**GIVEN INSTRUCTION**: Output all records precisely as written.

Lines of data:
════
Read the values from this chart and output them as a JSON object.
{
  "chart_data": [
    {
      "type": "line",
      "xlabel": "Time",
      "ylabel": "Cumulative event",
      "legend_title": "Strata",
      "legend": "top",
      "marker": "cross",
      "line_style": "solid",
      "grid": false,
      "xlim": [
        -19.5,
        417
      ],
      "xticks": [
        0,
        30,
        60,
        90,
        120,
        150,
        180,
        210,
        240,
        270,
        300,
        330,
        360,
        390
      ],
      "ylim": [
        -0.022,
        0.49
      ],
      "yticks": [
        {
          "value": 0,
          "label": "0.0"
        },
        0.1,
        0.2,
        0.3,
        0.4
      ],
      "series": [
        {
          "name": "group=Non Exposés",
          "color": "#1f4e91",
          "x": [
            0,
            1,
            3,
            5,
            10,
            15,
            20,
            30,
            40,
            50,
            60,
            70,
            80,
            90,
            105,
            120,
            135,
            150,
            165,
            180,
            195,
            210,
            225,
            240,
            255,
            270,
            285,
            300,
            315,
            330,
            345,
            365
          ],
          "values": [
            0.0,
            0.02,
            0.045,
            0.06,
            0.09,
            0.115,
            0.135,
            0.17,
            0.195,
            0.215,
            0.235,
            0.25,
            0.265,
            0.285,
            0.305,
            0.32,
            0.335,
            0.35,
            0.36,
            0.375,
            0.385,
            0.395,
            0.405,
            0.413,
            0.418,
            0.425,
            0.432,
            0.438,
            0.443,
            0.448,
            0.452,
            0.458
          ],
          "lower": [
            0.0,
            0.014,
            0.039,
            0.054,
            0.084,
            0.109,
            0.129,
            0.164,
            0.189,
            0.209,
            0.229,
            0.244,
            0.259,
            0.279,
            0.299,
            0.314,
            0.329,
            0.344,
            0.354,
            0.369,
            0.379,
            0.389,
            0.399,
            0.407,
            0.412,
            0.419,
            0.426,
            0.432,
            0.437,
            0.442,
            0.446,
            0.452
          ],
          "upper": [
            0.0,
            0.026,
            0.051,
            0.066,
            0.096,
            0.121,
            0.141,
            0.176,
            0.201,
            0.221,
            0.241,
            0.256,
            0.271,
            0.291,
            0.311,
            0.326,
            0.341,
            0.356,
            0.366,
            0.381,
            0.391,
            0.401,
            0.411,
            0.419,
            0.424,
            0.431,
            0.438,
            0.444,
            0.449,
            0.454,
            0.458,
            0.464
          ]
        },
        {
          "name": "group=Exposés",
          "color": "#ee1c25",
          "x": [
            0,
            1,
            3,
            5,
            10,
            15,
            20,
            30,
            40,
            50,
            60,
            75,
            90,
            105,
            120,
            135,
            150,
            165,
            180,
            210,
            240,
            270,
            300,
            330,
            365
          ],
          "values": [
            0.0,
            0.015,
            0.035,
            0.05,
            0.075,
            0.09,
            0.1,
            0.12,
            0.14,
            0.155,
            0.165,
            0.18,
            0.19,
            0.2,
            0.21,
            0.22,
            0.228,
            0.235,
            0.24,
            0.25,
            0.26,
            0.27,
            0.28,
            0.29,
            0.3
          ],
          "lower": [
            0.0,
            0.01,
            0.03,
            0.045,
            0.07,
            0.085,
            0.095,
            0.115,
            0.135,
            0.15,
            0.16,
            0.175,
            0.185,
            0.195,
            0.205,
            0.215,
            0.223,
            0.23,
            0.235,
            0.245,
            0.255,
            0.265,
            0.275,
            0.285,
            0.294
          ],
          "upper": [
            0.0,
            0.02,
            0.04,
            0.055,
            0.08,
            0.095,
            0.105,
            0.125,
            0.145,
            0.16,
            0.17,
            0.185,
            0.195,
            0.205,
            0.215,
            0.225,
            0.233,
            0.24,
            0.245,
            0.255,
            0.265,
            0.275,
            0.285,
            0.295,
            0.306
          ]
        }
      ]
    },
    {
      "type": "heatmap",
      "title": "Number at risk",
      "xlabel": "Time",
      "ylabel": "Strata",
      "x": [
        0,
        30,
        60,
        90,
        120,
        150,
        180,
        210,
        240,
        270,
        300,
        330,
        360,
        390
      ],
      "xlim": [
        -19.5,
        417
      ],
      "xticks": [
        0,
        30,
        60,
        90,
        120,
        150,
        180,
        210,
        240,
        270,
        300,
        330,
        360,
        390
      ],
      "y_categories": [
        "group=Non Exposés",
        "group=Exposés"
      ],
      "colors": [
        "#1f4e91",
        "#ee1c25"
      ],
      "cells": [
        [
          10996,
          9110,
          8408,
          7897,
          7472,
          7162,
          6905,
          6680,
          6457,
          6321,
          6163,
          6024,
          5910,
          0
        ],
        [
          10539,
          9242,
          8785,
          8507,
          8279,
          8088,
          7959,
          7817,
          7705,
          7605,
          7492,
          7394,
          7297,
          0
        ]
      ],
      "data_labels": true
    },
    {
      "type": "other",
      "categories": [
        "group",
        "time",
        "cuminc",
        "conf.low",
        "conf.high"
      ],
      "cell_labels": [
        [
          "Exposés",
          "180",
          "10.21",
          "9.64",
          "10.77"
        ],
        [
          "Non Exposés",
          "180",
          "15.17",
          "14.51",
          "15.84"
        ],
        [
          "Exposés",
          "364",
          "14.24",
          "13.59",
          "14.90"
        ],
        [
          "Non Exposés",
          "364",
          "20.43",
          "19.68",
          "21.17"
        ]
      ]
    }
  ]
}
════
**SOLUTION**:
Read the values from this chart and output them as a JSON object.
{
  "chart_data": [
    {
      "type": "line",
      "xlabel": "Time",
      "ylabel": "Cumulative event",
      "legend_title": "Strata",
      "legend": "top",
      "marker": "cross",
      "line_style": "solid",
      "grid": false,
      "xlim": [
        -19.5,
        417
      ],
      "xticks": [
        0,
        30,
        60,
        90,
        120,
        150,
        180,
        210,
        240,
        270,
        300,
        330,
        360,
        390
      ],
      "ylim": [
        -0.022,
        0.49
      ],
      "yticks": [
        {
          "value": 0,
          "label": "0.0"
        },
        0.1,
        0.2,
        0.3,
        0.4
      ],
      "series": [
        {
          "name": "group=Non Exposés",
          "color": "#1f4e91",
          "x": [
            0,
            1,
            3,
            5,
            10,
            15,
            20,
            30,
            40,
            50,
            60,
            70,
            80,
            90,
            105,
            120,
            135,
            150,
            165,
            180,
            195,
            210,
            225,
            240,
            255,
            270,
            285,
            300,
            315,
            330,
            345,
            365
          ],
          "values": [
            0.0,
            0.02,
            0.045,
            0.06,
            0.09,
            0.115,
            0.135,
            0.17,
            0.195,
            0.215,
            0.235,
            0.25,
            0.265,
            0.285,
            0.305,
            0.32,
            0.335,
            0.35,
            0.36,
            0.375,
            0.385,
            0.395,
            0.405,
            0.413,
            0.418,
            0.425,
            0.432,
            0.438,
            0.443,
            0.448,
            0.452,
            0.458
          ],
          "lower": [
            0.0,
            0.014,
            0.039,
            0.054,
            0.084,
            0.109,
            0.129,
            0.164,
            0.189,
            0.209,
            0.229,
            0.244,
            0.259,
            0.279,
            0.299,
            0.314,
            0.329,
            0.344,
            0.354,
            0.369,
            0.379,
            0.389,
            0.399,
            0.407,
            0.412,
            0.419,
            0.426,
            0.432,
            0.437,
            0.442,
            0.446,
            0.452
          ],
          "upper": [
            0.0,
            0.026,
            0.051,
            0.066,
            0.096,
            0.121,
            0.141,
            0.176,
            0.201,
            0.221,
            0.241,
            0.256,
            0.271,
            0.291,
            0.311,
            0.326,
            0.341,
            0.356,
            0.366,
            0.381,
            0.391,
            0.401,
            0.411,
            0.419,
            0.424,
            0.431,
            0.438,
            0.444,
            0.449,
            0.454,
            0.458,
            0.464
          ]
        },
        {
          "name": "group=Exposés",
          "color": "#ee1c25",
          "x": [
            0,
            1,
            3,
            5,
            10,
            15,
            20,
            30,
            40,
            50,
            60,
            75,
            90,
            105,
            120,
            135,
            150,
            165,
            180,
            210,
            240,
            270,
            300,
            330,
            365
          ],
          "values": [
            0.0,
            0.015,
            0.035,
            0.05,
            0.075,
            0.09,
            0.1,
            0.12,
            0.14,
            0.155,
            0.165,
            0.18,
            0.19,
            0.2,
            0.21,
            0.22,
            0.228,
            0.235,
            0.24,
            0.25,
            0.26,
            0.27,
            0.28,
            0.29,
            0.3
          ],
          "lower": [
            0.0,
            0.01,
            0.03,
            0.045,
            0.07,
            0.085,
            0.095,
            0.115,
            0.135,
            0.15,
            0.16,
            0.175,
            0.185,
            0.195,
            0.205,
            0.215,
            0.223,
            0.23,
            0.235,
            0.245,
            0.255,
            0.265,
            0.275,
            0.285,
            0.294
          ],
          "upper": [
            0.0,
            0.02,
            0.04,
            0.055,
            0.08,
            0.095,
            0.105,
            0.125,
            0.145,
            0.16,
            0.17,
            0.185,
            0.195,
            0.205,
            0.215,
            0.225,
            0.233,
            0.24,
            0.245,
            0.255,
            0.265,
            0.275,
            0.285,
            0.295,
            0.306
          ]
        }
      ]
    },
    {
      "type": "heatmap",
      "title": "Number at risk",
      "xlabel": "Time",
      "ylabel": "Strata",
      "x": [
        0,
        30,
        60,
        90,
        120,
        150,
        180,
        210,
        240,
        270,
        300,
        330,
        360,
        390
      ],
      "xlim": [
        -19.5,
        417
      ],
      "xticks": [
        0,
        30,
        60,
        90,
        120,
        150,
        180,
        210,
        240,
        270,
        300,
        330,
        360,
        390
      ],
      "y_categories": [
        "group=Non Exposés",
        "group=Exposés"
      ],
      "colors": [
        "#1f4e91",
        "#ee1c25"
      ],
      "cells": [
        [
          10996,
          9110,
          8408,
          7897,
          7472,
          7162,
          6905,
          6680,
          6457,
          6321,
          6163,
          6024,
          5910,
          0
        ],
        [
          10539,
          9242,
          8785,
          8507,
          8279,
          8088,
          7959,
          7817,
          7705,
          7605,
          7492,
          7394,
          7297,
          0
        ]
      ],
      "data_labels": true
    },
    {
      "type": "other",
      "categories": [
        "group",
        "time",
        "cuminc",
        "conf.low",
        "conf.high"
      ],
      "cell_labels": [
        [
          "Exposés",
          "180",
          "10.21",
          "9.64",
          "10.77"
        ],
        [
          "Non Exposés",
          "180",
          "15.17",
          "14.51",
          "15.84"
        ],
        [
          "Exposés",
          "364",
          "14.24",
          "13.59",
          "14.90"
        ],
        [
          "Non Exposés",
          "364",
          "20.43",
          "19.68",
          "21.17"
        ]
      ]
    }
  ]
}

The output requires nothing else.